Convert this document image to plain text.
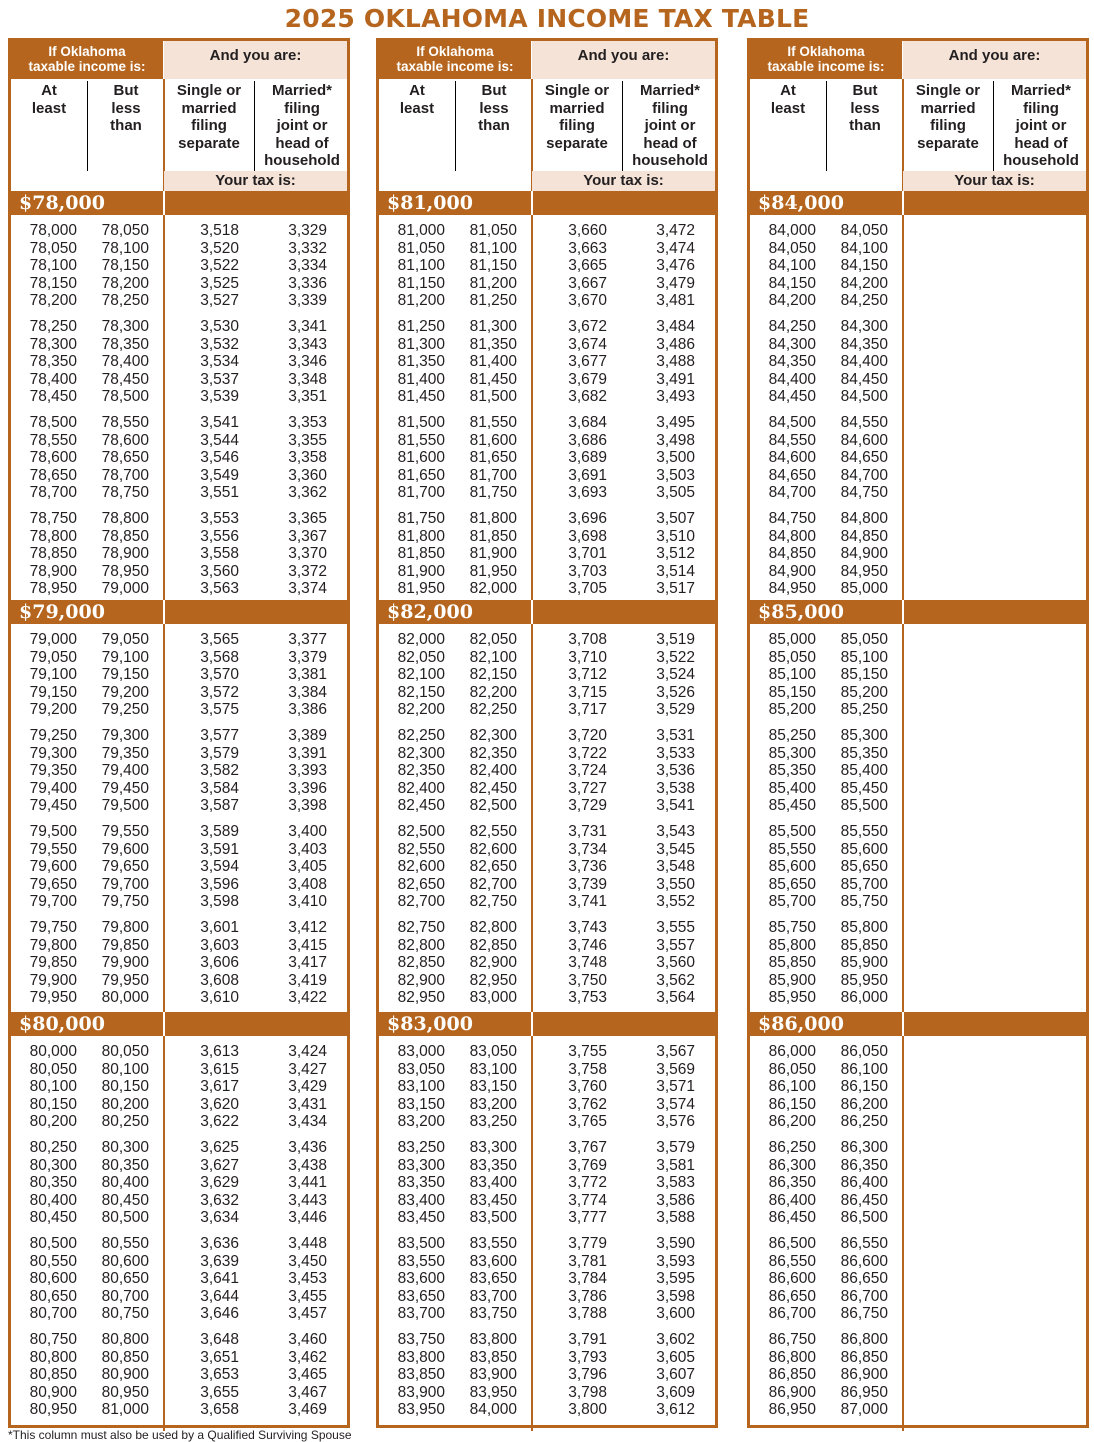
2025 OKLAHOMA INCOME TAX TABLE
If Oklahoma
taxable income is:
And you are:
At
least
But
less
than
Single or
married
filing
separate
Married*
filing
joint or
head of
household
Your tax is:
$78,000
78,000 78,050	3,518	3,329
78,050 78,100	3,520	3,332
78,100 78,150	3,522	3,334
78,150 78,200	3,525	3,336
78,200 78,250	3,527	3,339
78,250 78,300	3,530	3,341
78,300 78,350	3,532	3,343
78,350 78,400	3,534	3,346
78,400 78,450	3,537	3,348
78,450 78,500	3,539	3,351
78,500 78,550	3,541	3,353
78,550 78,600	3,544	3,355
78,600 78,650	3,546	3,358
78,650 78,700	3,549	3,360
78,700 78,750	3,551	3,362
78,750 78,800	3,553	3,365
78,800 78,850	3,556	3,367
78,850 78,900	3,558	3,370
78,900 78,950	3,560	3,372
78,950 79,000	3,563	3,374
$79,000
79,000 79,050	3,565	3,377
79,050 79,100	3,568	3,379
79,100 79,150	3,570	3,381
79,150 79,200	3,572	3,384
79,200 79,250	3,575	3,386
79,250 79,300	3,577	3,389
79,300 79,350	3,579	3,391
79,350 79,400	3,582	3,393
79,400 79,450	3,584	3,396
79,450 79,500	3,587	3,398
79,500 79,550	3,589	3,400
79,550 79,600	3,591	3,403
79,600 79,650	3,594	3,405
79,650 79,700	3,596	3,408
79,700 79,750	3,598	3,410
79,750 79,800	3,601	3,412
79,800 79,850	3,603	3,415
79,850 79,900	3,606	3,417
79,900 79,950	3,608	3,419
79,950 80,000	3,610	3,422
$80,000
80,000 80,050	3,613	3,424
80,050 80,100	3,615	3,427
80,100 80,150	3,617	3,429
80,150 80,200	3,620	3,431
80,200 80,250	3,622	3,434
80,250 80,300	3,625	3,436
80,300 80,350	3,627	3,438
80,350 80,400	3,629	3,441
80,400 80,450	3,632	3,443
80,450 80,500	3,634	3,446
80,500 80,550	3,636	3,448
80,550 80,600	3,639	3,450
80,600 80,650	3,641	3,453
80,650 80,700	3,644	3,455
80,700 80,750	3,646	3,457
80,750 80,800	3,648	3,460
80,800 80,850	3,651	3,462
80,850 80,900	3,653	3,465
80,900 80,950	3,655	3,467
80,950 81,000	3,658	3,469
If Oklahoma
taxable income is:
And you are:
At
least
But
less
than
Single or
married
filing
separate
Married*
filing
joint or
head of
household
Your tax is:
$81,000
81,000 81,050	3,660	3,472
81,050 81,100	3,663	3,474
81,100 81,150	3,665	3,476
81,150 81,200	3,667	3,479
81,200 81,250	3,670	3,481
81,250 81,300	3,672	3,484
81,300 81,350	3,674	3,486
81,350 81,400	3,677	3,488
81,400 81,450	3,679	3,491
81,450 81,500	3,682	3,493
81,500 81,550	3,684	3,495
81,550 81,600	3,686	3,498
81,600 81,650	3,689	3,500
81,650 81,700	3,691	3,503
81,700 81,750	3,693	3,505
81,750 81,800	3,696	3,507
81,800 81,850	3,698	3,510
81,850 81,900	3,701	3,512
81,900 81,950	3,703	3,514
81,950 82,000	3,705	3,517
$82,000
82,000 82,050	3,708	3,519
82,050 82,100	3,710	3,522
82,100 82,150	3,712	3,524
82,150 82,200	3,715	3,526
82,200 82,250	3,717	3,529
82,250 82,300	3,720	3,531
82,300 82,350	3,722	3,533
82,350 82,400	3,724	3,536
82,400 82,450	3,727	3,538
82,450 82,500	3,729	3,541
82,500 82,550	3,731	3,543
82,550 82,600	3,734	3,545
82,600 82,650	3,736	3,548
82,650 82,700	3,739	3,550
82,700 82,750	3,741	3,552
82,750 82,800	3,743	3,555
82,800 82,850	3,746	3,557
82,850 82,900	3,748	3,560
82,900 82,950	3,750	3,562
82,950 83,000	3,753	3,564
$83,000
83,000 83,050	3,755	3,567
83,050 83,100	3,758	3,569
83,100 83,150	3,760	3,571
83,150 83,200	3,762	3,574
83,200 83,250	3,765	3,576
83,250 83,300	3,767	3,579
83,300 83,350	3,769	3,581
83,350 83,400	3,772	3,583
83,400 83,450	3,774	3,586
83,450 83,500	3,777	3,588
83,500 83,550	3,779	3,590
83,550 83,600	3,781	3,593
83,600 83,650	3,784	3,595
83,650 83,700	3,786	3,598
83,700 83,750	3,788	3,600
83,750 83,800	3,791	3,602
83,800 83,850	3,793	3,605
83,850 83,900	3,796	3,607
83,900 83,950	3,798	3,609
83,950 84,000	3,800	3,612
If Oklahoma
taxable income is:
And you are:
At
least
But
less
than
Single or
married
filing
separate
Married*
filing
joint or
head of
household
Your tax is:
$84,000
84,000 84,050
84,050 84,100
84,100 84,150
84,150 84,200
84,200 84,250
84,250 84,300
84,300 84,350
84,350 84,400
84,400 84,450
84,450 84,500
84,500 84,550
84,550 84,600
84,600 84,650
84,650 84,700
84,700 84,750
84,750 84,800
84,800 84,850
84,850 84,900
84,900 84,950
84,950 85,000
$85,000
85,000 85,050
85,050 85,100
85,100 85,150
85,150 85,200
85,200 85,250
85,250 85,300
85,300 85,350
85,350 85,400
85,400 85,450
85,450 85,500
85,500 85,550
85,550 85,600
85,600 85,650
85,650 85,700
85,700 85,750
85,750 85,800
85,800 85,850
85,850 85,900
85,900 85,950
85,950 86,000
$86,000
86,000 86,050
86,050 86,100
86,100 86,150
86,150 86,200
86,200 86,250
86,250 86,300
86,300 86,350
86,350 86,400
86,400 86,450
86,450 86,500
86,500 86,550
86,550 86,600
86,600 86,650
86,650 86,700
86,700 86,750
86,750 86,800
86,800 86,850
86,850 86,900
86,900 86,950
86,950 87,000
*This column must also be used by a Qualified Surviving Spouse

● ● ●

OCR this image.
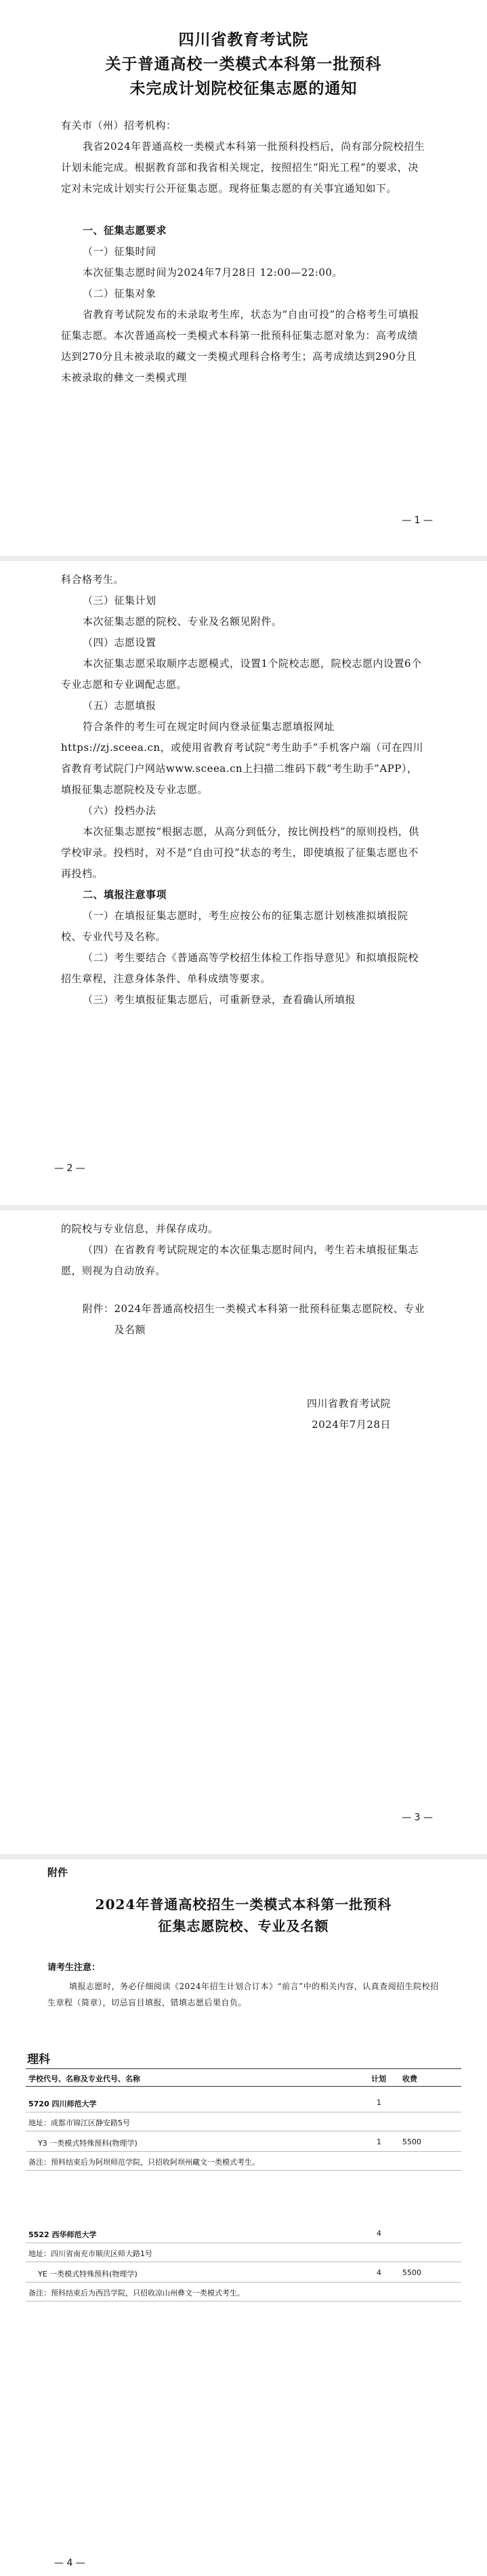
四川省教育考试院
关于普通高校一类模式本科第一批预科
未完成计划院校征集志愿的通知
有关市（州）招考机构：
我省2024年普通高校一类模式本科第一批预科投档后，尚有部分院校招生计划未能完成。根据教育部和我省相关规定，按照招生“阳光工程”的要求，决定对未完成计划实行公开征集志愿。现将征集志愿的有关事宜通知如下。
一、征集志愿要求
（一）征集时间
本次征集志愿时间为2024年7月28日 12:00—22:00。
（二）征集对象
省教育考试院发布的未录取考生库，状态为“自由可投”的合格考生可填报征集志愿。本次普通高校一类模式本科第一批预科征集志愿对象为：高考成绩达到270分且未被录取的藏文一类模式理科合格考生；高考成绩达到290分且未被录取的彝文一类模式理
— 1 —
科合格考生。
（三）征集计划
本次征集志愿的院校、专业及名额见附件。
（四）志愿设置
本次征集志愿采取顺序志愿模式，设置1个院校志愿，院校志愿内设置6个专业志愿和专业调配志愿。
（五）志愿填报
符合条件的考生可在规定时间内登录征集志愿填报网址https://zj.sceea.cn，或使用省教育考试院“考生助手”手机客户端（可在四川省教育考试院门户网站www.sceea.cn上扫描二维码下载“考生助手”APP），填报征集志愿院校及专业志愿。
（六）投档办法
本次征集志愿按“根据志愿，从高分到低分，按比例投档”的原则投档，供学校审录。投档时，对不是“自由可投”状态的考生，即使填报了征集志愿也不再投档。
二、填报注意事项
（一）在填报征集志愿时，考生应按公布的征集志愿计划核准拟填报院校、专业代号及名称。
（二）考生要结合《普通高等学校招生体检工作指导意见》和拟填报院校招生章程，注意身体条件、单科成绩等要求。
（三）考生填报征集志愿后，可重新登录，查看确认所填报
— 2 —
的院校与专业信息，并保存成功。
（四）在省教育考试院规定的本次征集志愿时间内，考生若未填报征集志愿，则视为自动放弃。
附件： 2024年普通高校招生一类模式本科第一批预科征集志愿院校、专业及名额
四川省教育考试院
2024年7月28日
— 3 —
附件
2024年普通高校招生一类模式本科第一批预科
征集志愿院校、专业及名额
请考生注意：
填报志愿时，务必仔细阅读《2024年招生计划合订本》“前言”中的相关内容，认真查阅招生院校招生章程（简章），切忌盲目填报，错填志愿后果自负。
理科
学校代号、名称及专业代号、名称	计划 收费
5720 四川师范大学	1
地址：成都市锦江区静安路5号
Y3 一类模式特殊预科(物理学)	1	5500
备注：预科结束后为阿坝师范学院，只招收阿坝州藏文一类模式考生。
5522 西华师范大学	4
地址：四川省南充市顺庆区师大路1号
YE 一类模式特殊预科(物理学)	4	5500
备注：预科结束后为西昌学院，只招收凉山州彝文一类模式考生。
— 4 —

● ● ●

Task description ▸ Only the number should be given: how many lines of the data contain the word "image"?

Exercise solution ▸ 2